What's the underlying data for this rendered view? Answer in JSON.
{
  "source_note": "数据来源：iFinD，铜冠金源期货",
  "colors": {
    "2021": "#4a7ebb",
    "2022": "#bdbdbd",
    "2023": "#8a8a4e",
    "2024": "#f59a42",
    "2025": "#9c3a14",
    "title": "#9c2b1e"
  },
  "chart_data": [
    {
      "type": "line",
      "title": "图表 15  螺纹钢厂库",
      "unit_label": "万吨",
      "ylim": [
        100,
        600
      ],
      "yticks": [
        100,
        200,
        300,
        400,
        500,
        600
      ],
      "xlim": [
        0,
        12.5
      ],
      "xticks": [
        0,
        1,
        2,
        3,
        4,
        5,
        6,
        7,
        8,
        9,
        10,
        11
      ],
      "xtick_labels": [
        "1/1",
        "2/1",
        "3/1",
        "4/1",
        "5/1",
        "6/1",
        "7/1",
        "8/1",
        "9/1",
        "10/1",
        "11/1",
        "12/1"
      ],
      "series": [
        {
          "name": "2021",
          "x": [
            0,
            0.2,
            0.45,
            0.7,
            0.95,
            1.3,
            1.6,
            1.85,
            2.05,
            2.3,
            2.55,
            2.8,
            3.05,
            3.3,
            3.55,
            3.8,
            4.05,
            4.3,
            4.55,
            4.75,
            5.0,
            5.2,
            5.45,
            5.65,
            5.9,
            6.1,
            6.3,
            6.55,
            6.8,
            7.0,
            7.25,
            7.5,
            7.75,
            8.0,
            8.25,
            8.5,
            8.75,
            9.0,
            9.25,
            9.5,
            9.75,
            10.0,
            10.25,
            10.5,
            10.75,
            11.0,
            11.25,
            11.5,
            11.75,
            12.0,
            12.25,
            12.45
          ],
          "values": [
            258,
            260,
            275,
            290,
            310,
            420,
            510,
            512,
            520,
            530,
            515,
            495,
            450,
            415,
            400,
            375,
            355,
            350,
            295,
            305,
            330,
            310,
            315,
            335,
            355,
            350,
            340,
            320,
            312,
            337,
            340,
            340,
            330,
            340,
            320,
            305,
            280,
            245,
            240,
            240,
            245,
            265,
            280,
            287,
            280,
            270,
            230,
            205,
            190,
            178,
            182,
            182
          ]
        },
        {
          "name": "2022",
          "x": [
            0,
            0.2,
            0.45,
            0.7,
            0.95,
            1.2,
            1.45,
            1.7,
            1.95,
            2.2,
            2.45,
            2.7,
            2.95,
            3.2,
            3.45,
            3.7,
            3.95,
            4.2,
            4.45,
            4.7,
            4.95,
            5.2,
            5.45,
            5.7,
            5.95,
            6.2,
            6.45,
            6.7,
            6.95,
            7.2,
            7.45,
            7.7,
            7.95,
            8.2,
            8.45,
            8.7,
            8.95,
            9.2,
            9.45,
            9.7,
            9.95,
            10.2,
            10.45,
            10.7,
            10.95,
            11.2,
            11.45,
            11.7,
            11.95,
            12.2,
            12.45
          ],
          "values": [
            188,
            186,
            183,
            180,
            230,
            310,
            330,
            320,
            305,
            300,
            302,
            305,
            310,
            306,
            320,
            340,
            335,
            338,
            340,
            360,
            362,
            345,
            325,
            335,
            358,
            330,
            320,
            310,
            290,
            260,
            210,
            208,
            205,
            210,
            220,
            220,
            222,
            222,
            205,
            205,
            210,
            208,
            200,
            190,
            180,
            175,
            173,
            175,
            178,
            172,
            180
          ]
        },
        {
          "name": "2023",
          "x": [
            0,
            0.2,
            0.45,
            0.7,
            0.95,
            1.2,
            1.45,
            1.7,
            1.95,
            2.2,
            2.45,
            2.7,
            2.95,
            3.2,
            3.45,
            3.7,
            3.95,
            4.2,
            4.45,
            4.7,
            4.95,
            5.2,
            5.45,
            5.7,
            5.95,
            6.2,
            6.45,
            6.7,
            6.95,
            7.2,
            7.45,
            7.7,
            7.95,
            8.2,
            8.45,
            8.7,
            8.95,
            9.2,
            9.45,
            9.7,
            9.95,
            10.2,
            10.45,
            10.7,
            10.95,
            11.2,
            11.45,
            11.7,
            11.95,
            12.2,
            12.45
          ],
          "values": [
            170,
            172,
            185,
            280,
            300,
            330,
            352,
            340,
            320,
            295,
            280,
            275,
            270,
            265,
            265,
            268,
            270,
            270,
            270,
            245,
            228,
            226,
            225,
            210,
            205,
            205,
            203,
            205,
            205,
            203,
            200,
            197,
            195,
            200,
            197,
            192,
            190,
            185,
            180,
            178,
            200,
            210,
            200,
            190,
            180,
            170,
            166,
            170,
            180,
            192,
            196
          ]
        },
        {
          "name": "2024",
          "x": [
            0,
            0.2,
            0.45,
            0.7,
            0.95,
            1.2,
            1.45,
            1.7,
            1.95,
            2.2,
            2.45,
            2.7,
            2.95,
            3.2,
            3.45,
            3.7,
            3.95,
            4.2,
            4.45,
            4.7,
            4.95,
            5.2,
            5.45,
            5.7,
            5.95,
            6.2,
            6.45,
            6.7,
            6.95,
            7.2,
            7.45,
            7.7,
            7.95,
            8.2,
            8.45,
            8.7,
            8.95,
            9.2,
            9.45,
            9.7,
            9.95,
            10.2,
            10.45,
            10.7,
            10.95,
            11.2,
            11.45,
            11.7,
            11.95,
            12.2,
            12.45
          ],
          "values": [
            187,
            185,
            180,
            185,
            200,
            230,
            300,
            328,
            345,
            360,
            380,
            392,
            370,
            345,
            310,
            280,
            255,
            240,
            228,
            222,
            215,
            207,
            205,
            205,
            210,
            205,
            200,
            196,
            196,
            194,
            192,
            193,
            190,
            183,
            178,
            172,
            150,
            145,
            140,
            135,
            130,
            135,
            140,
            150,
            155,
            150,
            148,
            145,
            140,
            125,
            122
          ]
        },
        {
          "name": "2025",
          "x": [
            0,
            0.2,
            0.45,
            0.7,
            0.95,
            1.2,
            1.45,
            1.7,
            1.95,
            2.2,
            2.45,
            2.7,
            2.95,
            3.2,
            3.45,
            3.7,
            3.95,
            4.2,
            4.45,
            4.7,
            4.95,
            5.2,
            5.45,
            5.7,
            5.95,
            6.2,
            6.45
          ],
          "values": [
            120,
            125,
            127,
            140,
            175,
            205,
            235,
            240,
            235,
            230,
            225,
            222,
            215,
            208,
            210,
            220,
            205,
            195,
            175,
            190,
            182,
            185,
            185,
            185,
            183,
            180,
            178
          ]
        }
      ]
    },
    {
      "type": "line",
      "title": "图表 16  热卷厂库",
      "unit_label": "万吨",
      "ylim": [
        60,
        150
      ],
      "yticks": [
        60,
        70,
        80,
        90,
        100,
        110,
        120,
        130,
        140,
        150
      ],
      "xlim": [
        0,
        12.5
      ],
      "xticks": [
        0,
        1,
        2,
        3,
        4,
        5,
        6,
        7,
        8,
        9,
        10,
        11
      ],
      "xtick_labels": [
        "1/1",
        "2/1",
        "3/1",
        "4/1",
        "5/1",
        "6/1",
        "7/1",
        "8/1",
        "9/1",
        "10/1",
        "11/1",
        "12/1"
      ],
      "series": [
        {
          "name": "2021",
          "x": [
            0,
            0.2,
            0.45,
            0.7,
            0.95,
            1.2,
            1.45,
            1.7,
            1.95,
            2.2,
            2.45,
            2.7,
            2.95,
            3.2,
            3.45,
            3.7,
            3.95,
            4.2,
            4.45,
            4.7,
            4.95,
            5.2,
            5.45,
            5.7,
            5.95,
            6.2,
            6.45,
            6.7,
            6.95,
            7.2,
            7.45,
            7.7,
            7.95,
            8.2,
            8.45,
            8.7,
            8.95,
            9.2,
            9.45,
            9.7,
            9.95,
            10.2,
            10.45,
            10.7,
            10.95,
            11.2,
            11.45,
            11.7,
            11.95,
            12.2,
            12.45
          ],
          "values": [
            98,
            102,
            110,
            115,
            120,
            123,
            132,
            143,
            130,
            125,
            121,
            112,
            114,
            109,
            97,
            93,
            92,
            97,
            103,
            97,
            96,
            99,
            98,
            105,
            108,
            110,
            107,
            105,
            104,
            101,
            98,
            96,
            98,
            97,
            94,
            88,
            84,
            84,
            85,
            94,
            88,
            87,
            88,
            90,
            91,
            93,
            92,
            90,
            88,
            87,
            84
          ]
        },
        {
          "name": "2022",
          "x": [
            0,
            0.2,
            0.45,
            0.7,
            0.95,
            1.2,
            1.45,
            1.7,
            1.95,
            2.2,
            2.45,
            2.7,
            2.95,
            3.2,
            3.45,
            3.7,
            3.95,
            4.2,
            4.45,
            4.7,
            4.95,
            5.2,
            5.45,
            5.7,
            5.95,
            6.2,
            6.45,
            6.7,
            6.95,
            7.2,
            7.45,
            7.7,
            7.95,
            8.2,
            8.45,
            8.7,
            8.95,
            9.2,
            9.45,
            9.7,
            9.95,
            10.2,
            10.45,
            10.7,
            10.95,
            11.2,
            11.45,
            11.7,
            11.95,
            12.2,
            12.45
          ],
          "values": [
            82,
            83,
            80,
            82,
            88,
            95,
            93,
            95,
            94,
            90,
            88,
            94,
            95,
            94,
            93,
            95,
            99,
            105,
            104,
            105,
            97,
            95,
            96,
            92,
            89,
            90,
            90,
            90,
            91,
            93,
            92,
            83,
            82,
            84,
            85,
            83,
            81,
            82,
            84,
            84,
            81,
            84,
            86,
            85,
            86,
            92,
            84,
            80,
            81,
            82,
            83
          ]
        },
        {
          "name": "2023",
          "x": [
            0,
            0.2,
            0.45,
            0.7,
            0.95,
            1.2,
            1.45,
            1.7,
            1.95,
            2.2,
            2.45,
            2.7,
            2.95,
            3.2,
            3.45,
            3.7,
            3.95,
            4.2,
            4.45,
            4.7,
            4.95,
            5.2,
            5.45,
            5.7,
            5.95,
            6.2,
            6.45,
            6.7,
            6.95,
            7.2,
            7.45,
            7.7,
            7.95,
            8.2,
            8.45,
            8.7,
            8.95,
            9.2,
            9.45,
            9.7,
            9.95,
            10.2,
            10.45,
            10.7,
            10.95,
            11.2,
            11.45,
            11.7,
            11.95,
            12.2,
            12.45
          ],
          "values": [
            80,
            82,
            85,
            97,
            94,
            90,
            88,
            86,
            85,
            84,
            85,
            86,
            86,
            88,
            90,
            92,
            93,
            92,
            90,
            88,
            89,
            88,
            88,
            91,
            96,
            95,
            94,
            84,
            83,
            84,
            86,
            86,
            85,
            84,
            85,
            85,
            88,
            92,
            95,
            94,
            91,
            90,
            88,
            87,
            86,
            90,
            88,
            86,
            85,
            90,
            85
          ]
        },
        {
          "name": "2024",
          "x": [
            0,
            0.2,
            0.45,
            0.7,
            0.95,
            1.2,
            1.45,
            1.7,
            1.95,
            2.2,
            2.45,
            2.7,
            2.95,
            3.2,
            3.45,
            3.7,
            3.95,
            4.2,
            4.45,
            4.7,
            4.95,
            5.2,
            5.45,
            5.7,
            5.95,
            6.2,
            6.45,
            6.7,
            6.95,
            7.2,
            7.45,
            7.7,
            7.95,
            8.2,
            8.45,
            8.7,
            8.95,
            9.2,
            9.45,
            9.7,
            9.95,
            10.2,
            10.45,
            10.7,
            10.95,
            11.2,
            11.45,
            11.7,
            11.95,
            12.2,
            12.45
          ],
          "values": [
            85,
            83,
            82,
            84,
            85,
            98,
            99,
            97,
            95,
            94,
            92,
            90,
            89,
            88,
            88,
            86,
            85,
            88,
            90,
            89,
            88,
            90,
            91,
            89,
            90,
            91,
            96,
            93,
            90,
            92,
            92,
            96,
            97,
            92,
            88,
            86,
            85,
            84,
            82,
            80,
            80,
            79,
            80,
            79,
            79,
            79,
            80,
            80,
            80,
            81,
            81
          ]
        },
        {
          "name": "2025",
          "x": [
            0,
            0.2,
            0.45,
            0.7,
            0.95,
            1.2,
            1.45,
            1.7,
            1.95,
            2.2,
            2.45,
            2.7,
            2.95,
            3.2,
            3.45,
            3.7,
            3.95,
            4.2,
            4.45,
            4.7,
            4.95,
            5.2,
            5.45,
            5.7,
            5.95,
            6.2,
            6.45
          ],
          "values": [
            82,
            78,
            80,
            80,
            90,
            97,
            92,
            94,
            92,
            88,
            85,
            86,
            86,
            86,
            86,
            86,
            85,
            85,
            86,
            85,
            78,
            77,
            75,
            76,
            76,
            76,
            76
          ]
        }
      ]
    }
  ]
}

WHAT TO PRODUCE —
Pull out every line containing "title".

OUTPUT FOR THIS EXERCISE —
    "title": "#9c2b1e"
      "title": "图表 15  螺纹钢厂库",
      "title": "图表 16  热卷厂库",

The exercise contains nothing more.